* start *

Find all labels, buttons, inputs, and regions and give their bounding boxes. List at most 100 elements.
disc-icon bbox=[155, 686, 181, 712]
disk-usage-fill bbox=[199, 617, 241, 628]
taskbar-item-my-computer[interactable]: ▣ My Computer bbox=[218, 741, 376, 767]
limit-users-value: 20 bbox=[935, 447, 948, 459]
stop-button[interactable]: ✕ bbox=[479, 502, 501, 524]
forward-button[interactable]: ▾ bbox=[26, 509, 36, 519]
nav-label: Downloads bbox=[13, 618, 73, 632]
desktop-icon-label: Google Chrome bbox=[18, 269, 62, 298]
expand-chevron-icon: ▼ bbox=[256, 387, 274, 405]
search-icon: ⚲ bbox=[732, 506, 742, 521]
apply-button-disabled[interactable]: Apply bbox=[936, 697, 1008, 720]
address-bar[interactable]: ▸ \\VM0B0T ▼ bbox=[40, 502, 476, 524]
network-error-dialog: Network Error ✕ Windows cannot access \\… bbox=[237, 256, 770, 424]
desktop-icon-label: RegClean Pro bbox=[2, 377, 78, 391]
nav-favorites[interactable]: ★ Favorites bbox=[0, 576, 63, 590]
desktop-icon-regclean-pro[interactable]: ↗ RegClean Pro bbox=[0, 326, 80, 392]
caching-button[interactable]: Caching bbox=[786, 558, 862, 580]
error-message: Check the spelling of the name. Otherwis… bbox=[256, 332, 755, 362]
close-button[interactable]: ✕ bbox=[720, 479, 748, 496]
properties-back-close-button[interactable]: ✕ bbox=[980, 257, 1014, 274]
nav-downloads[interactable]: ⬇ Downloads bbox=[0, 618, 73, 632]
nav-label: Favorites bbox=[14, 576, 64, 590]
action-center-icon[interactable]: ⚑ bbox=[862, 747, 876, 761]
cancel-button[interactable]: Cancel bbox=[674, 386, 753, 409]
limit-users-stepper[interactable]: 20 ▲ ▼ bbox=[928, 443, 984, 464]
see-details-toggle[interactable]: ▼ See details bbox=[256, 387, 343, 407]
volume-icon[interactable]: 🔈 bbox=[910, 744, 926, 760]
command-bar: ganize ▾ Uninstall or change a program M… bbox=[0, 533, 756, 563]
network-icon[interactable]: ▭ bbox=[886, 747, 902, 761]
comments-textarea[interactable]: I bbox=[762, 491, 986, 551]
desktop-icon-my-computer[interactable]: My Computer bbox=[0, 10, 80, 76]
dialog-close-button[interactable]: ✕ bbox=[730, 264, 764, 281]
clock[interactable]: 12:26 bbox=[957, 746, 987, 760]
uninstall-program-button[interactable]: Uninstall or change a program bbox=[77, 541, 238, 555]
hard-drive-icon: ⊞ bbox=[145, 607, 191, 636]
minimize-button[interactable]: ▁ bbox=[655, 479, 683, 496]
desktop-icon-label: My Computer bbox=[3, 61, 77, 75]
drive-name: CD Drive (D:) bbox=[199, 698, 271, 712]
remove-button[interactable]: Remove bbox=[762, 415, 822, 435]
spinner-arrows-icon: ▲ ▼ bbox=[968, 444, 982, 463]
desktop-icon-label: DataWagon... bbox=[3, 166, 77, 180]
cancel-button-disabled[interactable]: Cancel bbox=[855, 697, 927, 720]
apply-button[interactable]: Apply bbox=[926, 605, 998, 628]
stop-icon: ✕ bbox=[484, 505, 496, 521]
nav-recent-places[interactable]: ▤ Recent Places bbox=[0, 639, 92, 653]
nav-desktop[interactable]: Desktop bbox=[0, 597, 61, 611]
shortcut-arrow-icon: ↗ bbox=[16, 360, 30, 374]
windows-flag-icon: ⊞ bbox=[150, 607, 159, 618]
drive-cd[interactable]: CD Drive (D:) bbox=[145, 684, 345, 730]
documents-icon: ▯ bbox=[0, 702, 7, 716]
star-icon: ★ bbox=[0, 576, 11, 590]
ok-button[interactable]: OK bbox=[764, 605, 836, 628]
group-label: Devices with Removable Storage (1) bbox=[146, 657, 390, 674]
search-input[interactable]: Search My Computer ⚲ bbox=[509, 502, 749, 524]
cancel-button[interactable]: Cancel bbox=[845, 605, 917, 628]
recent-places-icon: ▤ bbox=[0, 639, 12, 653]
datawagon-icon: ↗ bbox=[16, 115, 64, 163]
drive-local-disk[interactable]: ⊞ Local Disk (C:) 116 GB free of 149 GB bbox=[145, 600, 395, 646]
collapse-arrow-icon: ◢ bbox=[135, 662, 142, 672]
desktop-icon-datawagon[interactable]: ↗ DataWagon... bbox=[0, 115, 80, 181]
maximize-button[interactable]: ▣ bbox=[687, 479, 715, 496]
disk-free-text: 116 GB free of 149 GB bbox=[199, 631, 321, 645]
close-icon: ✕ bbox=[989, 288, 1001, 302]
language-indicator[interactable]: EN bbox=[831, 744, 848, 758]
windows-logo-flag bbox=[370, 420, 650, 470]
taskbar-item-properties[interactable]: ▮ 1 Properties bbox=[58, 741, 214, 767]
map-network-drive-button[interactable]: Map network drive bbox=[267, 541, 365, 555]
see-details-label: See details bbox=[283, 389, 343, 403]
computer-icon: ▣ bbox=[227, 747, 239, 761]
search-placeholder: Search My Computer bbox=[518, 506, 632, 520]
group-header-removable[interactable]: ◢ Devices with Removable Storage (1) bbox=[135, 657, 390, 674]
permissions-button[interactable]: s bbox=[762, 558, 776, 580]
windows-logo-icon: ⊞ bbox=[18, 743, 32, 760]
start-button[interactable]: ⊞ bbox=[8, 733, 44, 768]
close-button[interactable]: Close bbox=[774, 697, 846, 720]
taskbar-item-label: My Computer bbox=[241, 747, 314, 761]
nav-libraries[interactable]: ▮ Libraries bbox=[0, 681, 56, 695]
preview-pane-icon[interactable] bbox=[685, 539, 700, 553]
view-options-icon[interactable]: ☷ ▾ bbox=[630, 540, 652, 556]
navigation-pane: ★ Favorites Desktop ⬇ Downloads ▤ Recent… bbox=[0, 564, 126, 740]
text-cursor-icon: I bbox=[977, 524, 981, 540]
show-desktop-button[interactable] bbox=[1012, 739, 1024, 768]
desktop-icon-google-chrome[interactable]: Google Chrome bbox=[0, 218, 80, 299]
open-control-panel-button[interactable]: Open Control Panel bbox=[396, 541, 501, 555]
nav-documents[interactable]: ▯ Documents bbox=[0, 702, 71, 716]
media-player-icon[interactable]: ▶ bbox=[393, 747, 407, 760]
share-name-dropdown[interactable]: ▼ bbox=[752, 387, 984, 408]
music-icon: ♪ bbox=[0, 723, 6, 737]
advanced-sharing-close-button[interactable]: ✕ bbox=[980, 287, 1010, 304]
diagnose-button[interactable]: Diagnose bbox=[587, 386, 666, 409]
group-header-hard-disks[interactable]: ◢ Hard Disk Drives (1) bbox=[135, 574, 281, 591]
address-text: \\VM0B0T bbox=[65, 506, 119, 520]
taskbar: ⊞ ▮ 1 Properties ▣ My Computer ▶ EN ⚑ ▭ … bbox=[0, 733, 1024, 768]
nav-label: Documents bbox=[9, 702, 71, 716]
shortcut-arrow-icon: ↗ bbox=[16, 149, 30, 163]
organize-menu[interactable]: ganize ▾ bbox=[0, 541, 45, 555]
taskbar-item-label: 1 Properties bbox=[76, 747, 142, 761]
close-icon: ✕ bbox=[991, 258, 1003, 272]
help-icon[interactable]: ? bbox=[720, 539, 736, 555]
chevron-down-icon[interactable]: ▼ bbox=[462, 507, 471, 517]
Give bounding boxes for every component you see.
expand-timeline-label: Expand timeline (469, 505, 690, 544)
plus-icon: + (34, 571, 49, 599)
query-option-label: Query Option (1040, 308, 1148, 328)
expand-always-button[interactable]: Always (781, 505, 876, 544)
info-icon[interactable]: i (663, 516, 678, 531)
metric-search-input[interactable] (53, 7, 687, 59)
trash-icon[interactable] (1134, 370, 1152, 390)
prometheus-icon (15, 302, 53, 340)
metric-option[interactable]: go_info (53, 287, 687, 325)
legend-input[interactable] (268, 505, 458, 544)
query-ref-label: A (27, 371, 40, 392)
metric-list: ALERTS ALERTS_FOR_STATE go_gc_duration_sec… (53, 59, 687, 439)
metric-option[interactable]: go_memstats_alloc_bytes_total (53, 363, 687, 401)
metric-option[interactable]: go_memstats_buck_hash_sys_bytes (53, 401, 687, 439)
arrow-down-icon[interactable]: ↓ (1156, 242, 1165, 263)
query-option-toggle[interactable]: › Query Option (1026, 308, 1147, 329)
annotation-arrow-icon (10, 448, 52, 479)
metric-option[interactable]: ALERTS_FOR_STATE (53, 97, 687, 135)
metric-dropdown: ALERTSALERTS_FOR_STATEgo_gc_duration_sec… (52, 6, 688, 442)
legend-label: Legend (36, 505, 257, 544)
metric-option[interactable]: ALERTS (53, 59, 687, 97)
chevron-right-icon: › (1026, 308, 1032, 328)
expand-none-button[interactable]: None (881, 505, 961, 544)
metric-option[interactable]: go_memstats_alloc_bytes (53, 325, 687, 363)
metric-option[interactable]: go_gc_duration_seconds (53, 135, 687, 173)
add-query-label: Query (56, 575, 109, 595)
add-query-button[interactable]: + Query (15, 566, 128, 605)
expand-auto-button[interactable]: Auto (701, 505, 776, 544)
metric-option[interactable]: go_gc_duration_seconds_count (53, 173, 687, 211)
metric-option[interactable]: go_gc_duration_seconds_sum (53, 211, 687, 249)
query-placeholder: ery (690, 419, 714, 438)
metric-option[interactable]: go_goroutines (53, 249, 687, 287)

* end *

### Task prompt
Please reproduce the listing word for word, starting at its first line and ending at the line that contains "limit-users-value: 20 bbox=[935, 447, 948, 459]", both included.

### Output
Find all labels, buttons, inputs, and regions and give their bounding boxes. List at most 100 elements.
disc-icon bbox=[155, 686, 181, 712]
disk-usage-fill bbox=[199, 617, 241, 628]
taskbar-item-my-computer[interactable]: ▣ My Computer bbox=[218, 741, 376, 767]
limit-users-value: 20 bbox=[935, 447, 948, 459]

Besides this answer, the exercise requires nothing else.